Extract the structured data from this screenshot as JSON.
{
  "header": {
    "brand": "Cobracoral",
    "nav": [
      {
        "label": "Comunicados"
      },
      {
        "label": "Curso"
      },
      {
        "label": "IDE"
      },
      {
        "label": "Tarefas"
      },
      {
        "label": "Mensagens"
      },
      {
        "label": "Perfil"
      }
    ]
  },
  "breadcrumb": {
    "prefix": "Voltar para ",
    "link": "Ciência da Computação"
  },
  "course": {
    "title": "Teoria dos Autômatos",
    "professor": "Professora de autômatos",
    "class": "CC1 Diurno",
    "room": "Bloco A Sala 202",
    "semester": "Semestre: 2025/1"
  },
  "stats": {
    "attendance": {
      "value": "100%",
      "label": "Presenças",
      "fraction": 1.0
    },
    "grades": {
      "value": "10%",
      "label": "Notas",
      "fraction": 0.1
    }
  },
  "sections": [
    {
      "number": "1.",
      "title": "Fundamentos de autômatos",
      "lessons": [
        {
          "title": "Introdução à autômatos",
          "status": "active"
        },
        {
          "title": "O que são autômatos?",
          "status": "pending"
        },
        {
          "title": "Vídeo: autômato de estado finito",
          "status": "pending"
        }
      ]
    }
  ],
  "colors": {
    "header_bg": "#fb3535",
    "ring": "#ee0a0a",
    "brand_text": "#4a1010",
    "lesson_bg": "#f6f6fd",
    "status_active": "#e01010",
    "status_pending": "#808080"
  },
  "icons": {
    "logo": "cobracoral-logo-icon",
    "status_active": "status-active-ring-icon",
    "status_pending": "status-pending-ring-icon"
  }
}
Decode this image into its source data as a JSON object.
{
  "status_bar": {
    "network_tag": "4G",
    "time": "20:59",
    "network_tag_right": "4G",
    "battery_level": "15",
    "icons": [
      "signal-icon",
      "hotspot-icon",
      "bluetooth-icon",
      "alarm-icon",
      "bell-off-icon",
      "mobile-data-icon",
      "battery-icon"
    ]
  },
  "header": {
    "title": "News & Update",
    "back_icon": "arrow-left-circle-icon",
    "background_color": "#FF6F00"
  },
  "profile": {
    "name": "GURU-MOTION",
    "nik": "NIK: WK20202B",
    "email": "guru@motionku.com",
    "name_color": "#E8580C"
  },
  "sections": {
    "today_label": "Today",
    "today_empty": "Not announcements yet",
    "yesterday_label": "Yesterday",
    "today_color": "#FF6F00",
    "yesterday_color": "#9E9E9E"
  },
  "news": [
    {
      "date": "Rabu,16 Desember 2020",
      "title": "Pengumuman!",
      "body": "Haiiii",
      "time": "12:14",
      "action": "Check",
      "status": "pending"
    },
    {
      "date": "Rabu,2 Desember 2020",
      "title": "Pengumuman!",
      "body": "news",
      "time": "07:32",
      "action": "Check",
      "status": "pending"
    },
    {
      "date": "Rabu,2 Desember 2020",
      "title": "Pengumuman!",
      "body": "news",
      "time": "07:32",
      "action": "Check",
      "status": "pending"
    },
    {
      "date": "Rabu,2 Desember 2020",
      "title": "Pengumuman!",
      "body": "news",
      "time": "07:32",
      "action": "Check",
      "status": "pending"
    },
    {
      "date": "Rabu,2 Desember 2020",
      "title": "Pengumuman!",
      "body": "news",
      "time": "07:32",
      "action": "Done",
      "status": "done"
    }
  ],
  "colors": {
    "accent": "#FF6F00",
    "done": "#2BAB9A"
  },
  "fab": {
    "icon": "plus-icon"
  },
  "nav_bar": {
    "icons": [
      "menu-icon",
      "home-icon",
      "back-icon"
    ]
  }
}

+++

The records above should be repeated in full, exactly as given.

Extract the structured data from this screenshot as JSON.
{
  "header": {
    "brand": "Cobracoral",
    "nav": [
      {
        "label": "Comunicados"
      },
      {
        "label": "Curso"
      },
      {
        "label": "IDE"
      },
      {
        "label": "Tarefas"
      },
      {
        "label": "Mensagens"
      },
      {
        "label": "Perfil"
      }
    ]
  },
  "breadcrumb": {
    "prefix": "Voltar para ",
    "link": "Ciência da Computação"
  },
  "course": {
    "title": "Teoria dos Autômatos",
    "professor": "Professora de autômatos",
    "class": "CC1 Diurno",
    "room": "Bloco A Sala 202",
    "semester": "Semestre: 2025/1"
  },
  "stats": {
    "attendance": {
      "value": "100%",
      "label": "Presenças",
      "fraction": 1.0
    },
    "grades": {
      "value": "10%",
      "label": "Notas",
      "fraction": 0.1
    }
  },
  "sections": [
    {
      "number": "1.",
      "title": "Fundamentos de autômatos",
      "lessons": [
        {
          "title": "Introdução à autômatos",
          "status": "active"
        },
        {
          "title": "O que são autômatos?",
          "status": "pending"
        },
        {
          "title": "Vídeo: autômato de estado finito",
          "status": "pending"
        }
      ]
    }
  ],
  "colors": {
    "header_bg": "#fb3535",
    "ring": "#ee0a0a",
    "brand_text": "#4a1010",
    "lesson_bg": "#f6f6fd",
    "status_active": "#e01010",
    "status_pending": "#808080"
  },
  "icons": {
    "logo": "cobracoral-logo-icon",
    "status_active": "status-active-ring-icon",
    "status_pending": "status-pending-ring-icon"
  }
}
Decode this image into its source data as a JSON object.
{
  "status_bar": {
    "network_tag": "4G",
    "time": "20:59",
    "network_tag_right": "4G",
    "battery_level": "15",
    "icons": [
      "signal-icon",
      "hotspot-icon",
      "bluetooth-icon",
      "alarm-icon",
      "bell-off-icon",
      "mobile-data-icon",
      "battery-icon"
    ]
  },
  "header": {
    "title": "News & Update",
    "back_icon": "arrow-left-circle-icon",
    "background_color": "#FF6F00"
  },
  "profile": {
    "name": "GURU-MOTION",
    "nik": "NIK: WK20202B",
    "email": "guru@motionku.com",
    "name_color": "#E8580C"
  },
  "sections": {
    "today_label": "Today",
    "today_empty": "Not announcements yet",
    "yesterday_label": "Yesterday",
    "today_color": "#FF6F00",
    "yesterday_color": "#9E9E9E"
  },
  "news": [
    {
      "date": "Rabu,16 Desember 2020",
      "title": "Pengumuman!",
      "body": "Haiiii",
      "time": "12:14",
      "action": "Check",
      "status": "pending"
    },
    {
      "date": "Rabu,2 Desember 2020",
      "title": "Pengumuman!",
      "body": "news",
      "time": "07:32",
      "action": "Check",
      "status": "pending"
    },
    {
      "date": "Rabu,2 Desember 2020",
      "title": "Pengumuman!",
      "body": "news",
      "time": "07:32",
      "action": "Check",
      "status": "pending"
    },
    {
      "date": "Rabu,2 Desember 2020",
      "title": "Pengumuman!",
      "body": "news",
      "time": "07:32",
      "action": "Check",
      "status": "pending"
    },
    {
      "date": "Rabu,2 Desember 2020",
      "title": "Pengumuman!",
      "body": "news",
      "time": "07:32",
      "action": "Done",
      "status": "done"
    }
  ],
  "colors": {
    "accent": "#FF6F00",
    "done": "#2BAB9A"
  },
  "fab": {
    "icon": "plus-icon"
  },
  "nav_bar": {
    "icons": [
      "menu-icon",
      "home-icon",
      "back-icon"
    ]
  }
}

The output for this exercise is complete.